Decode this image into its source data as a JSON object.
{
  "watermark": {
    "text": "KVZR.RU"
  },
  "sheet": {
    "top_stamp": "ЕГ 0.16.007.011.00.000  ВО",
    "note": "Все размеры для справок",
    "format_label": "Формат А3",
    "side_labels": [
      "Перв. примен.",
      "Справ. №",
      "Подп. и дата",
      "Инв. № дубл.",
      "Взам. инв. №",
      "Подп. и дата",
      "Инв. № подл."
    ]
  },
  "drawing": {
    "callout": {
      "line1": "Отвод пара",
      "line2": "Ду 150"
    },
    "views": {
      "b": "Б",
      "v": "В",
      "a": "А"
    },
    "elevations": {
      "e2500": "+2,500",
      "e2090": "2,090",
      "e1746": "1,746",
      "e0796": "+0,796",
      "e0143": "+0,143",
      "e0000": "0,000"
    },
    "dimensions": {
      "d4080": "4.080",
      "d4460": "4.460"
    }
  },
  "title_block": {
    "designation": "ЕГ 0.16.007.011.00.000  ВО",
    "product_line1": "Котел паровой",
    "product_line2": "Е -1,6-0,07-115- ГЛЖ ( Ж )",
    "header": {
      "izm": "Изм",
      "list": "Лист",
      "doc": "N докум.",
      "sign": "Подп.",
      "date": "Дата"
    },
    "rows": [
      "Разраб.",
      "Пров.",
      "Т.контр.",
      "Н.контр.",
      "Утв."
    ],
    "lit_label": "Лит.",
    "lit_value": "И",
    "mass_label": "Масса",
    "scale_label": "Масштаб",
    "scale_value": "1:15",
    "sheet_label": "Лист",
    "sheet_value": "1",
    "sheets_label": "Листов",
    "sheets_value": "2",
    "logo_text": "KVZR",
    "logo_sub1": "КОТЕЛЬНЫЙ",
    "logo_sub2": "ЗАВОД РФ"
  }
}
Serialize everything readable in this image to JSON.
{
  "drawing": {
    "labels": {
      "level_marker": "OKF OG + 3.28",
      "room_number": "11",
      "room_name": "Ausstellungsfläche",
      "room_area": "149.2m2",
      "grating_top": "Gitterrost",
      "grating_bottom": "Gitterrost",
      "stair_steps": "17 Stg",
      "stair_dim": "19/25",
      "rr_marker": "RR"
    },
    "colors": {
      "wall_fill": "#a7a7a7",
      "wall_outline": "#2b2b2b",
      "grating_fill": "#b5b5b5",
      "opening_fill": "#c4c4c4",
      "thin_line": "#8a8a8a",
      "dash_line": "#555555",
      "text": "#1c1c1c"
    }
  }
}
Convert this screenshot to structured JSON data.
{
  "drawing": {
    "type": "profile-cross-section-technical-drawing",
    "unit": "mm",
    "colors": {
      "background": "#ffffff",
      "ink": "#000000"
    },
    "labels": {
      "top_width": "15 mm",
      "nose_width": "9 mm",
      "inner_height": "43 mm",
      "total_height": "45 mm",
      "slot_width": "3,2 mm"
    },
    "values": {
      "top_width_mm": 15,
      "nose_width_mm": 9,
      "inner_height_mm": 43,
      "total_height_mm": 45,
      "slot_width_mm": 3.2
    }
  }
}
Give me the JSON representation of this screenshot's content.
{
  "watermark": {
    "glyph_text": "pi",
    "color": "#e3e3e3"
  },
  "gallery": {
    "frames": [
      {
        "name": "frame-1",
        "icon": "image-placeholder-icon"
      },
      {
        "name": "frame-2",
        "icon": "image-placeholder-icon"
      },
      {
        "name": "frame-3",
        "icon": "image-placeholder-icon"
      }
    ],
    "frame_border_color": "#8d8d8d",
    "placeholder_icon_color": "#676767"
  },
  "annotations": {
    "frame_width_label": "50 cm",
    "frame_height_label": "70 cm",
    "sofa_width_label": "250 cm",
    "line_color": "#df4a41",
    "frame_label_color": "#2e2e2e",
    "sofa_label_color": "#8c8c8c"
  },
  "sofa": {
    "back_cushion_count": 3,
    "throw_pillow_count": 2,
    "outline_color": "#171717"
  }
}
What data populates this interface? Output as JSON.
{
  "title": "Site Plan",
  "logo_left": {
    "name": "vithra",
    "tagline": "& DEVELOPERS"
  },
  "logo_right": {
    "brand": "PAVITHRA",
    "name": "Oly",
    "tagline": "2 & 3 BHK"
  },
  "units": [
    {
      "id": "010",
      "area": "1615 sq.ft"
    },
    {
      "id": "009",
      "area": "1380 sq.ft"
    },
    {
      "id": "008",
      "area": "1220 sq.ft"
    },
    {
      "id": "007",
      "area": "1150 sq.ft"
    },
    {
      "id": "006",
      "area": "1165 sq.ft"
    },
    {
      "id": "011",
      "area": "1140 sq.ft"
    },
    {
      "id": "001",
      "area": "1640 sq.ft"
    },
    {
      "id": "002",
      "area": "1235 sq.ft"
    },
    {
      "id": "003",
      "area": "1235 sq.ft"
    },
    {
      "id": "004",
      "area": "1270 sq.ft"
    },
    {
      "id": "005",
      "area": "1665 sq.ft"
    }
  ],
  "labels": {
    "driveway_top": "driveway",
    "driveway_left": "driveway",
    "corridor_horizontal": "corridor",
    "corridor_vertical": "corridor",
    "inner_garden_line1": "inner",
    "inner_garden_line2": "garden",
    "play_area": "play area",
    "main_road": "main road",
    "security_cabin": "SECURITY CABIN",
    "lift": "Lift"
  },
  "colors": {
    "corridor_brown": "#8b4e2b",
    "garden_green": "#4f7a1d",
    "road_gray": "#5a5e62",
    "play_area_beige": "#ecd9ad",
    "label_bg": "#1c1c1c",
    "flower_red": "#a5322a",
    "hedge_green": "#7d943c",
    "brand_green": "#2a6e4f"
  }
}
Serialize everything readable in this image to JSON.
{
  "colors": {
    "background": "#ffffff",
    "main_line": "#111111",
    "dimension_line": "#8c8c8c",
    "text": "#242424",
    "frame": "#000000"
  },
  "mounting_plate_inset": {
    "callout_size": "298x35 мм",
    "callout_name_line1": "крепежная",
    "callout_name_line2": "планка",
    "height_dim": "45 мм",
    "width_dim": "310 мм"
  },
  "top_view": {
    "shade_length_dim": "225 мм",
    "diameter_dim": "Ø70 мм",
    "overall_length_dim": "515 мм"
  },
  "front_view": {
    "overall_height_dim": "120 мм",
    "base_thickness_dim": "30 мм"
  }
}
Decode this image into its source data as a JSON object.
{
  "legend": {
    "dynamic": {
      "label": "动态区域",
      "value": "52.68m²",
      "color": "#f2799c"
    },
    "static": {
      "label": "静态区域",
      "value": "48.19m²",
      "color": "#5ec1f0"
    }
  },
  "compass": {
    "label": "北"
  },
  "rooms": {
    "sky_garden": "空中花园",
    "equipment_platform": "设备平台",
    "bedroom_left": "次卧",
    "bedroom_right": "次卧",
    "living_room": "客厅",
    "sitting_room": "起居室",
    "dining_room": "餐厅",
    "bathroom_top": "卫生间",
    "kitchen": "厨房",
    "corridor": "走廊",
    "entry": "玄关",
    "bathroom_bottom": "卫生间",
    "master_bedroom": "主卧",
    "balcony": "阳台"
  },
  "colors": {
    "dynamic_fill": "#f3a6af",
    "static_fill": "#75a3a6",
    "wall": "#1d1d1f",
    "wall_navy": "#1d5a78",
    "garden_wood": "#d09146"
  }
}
+++
▶ **SET EXERCISE**:
Retype the whole listing, matching it exactly.

▶ **FULL SOLUTION**:
Decode this image into its source data as a JSON object.
{
  "watermark": {
    "text": "KVZR.RU"
  },
  "sheet": {
    "top_stamp": "ЕГ 0.16.007.011.00.000  ВО",
    "note": "Все размеры для справок",
    "format_label": "Формат А3",
    "side_labels": [
      "Перв. примен.",
      "Справ. №",
      "Подп. и дата",
      "Инв. № дубл.",
      "Взам. инв. №",
      "Подп. и дата",
      "Инв. № подл."
    ]
  },
  "drawing": {
    "callout": {
      "line1": "Отвод пара",
      "line2": "Ду 150"
    },
    "views": {
      "b": "Б",
      "v": "В",
      "a": "А"
    },
    "elevations": {
      "e2500": "+2,500",
      "e2090": "2,090",
      "e1746": "1,746",
      "e0796": "+0,796",
      "e0143": "+0,143",
      "e0000": "0,000"
    },
    "dimensions": {
      "d4080": "4.080",
      "d4460": "4.460"
    }
  },
  "title_block": {
    "designation": "ЕГ 0.16.007.011.00.000  ВО",
    "product_line1": "Котел паровой",
    "product_line2": "Е -1,6-0,07-115- ГЛЖ ( Ж )",
    "header": {
      "izm": "Изм",
      "list": "Лист",
      "doc": "N докум.",
      "sign": "Подп.",
      "date": "Дата"
    },
    "rows": [
      "Разраб.",
      "Пров.",
      "Т.контр.",
      "Н.контр.",
      "Утв."
    ],
    "lit_label": "Лит.",
    "lit_value": "И",
    "mass_label": "Масса",
    "scale_label": "Масштаб",
    "scale_value": "1:15",
    "sheet_label": "Лист",
    "sheet_value": "1",
    "sheets_label": "Листов",
    "sheets_value": "2",
    "logo_text": "KVZR",
    "logo_sub1": "КОТЕЛЬНЫЙ",
    "logo_sub2": "ЗАВОД РФ"
  }
}
Serialize everything readable in this image to JSON.
{
  "drawing": {
    "labels": {
      "level_marker": "OKF OG + 3.28",
      "room_number": "11",
      "room_name": "Ausstellungsfläche",
      "room_area": "149.2m2",
      "grating_top": "Gitterrost",
      "grating_bottom": "Gitterrost",
      "stair_steps": "17 Stg",
      "stair_dim": "19/25",
      "rr_marker": "RR"
    },
    "colors": {
      "wall_fill": "#a7a7a7",
      "wall_outline": "#2b2b2b",
      "grating_fill": "#b5b5b5",
      "opening_fill": "#c4c4c4",
      "thin_line": "#8a8a8a",
      "dash_line": "#555555",
      "text": "#1c1c1c"
    }
  }
}
Convert this screenshot to structured JSON data.
{
  "drawing": {
    "type": "profile-cross-section-technical-drawing",
    "unit": "mm",
    "colors": {
      "background": "#ffffff",
      "ink": "#000000"
    },
    "labels": {
      "top_width": "15 mm",
      "nose_width": "9 mm",
      "inner_height": "43 mm",
      "total_height": "45 mm",
      "slot_width": "3,2 mm"
    },
    "values": {
      "top_width_mm": 15,
      "nose_width_mm": 9,
      "inner_height_mm": 43,
      "total_height_mm": 45,
      "slot_width_mm": 3.2
    }
  }
}
Give me the JSON representation of this screenshot's content.
{
  "watermark": {
    "glyph_text": "pi",
    "color": "#e3e3e3"
  },
  "gallery": {
    "frames": [
      {
        "name": "frame-1",
        "icon": "image-placeholder-icon"
      },
      {
        "name": "frame-2",
        "icon": "image-placeholder-icon"
      },
      {
        "name": "frame-3",
        "icon": "image-placeholder-icon"
      }
    ],
    "frame_border_color": "#8d8d8d",
    "placeholder_icon_color": "#676767"
  },
  "annotations": {
    "frame_width_label": "50 cm",
    "frame_height_label": "70 cm",
    "sofa_width_label": "250 cm",
    "line_color": "#df4a41",
    "frame_label_color": "#2e2e2e",
    "sofa_label_color": "#8c8c8c"
  },
  "sofa": {
    "back_cushion_count": 3,
    "throw_pillow_count": 2,
    "outline_color": "#171717"
  }
}
What data populates this interface? Output as JSON.
{
  "title": "Site Plan",
  "logo_left": {
    "name": "vithra",
    "tagline": "& DEVELOPERS"
  },
  "logo_right": {
    "brand": "PAVITHRA",
    "name": "Oly",
    "tagline": "2 & 3 BHK"
  },
  "units": [
    {
      "id": "010",
      "area": "1615 sq.ft"
    },
    {
      "id": "009",
      "area": "1380 sq.ft"
    },
    {
      "id": "008",
      "area": "1220 sq.ft"
    },
    {
      "id": "007",
      "area": "1150 sq.ft"
    },
    {
      "id": "006",
      "area": "1165 sq.ft"
    },
    {
      "id": "011",
      "area": "1140 sq.ft"
    },
    {
      "id": "001",
      "area": "1640 sq.ft"
    },
    {
      "id": "002",
      "area": "1235 sq.ft"
    },
    {
      "id": "003",
      "area": "1235 sq.ft"
    },
    {
      "id": "004",
      "area": "1270 sq.ft"
    },
    {
      "id": "005",
      "area": "1665 sq.ft"
    }
  ],
  "labels": {
    "driveway_top": "driveway",
    "driveway_left": "driveway",
    "corridor_horizontal": "corridor",
    "corridor_vertical": "corridor",
    "inner_garden_line1": "inner",
    "inner_garden_line2": "garden",
    "play_area": "play area",
    "main_road": "main road",
    "security_cabin": "SECURITY CABIN",
    "lift": "Lift"
  },
  "colors": {
    "corridor_brown": "#8b4e2b",
    "garden_green": "#4f7a1d",
    "road_gray": "#5a5e62",
    "play_area_beige": "#ecd9ad",
    "label_bg": "#1c1c1c",
    "flower_red": "#a5322a",
    "hedge_green": "#7d943c",
    "brand_green": "#2a6e4f"
  }
}
Serialize everything readable in this image to JSON.
{
  "colors": {
    "background": "#ffffff",
    "main_line": "#111111",
    "dimension_line": "#8c8c8c",
    "text": "#242424",
    "frame": "#000000"
  },
  "mounting_plate_inset": {
    "callout_size": "298x35 мм",
    "callout_name_line1": "крепежная",
    "callout_name_line2": "планка",
    "height_dim": "45 мм",
    "width_dim": "310 мм"
  },
  "top_view": {
    "shade_length_dim": "225 мм",
    "diameter_dim": "Ø70 мм",
    "overall_length_dim": "515 мм"
  },
  "front_view": {
    "overall_height_dim": "120 мм",
    "base_thickness_dim": "30 мм"
  }
}
Decode this image into its source data as a JSON object.
{
  "legend": {
    "dynamic": {
      "label": "动态区域",
      "value": "52.68m²",
      "color": "#f2799c"
    },
    "static": {
      "label": "静态区域",
      "value": "48.19m²",
      "color": "#5ec1f0"
    }
  },
  "compass": {
    "label": "北"
  },
  "rooms": {
    "sky_garden": "空中花园",
    "equipment_platform": "设备平台",
    "bedroom_left": "次卧",
    "bedroom_right": "次卧",
    "living_room": "客厅",
    "sitting_room": "起居室",
    "dining_room": "餐厅",
    "bathroom_top": "卫生间",
    "kitchen": "厨房",
    "corridor": "走廊",
    "entry": "玄关",
    "bathroom_bottom": "卫生间",
    "master_bedroom": "主卧",
    "balcony": "阳台"
  },
  "colors": {
    "dynamic_fill": "#f3a6af",
    "static_fill": "#75a3a6",
    "wall": "#1d1d1f",
    "wall_navy": "#1d5a78",
    "garden_wood": "#d09146"
  }
}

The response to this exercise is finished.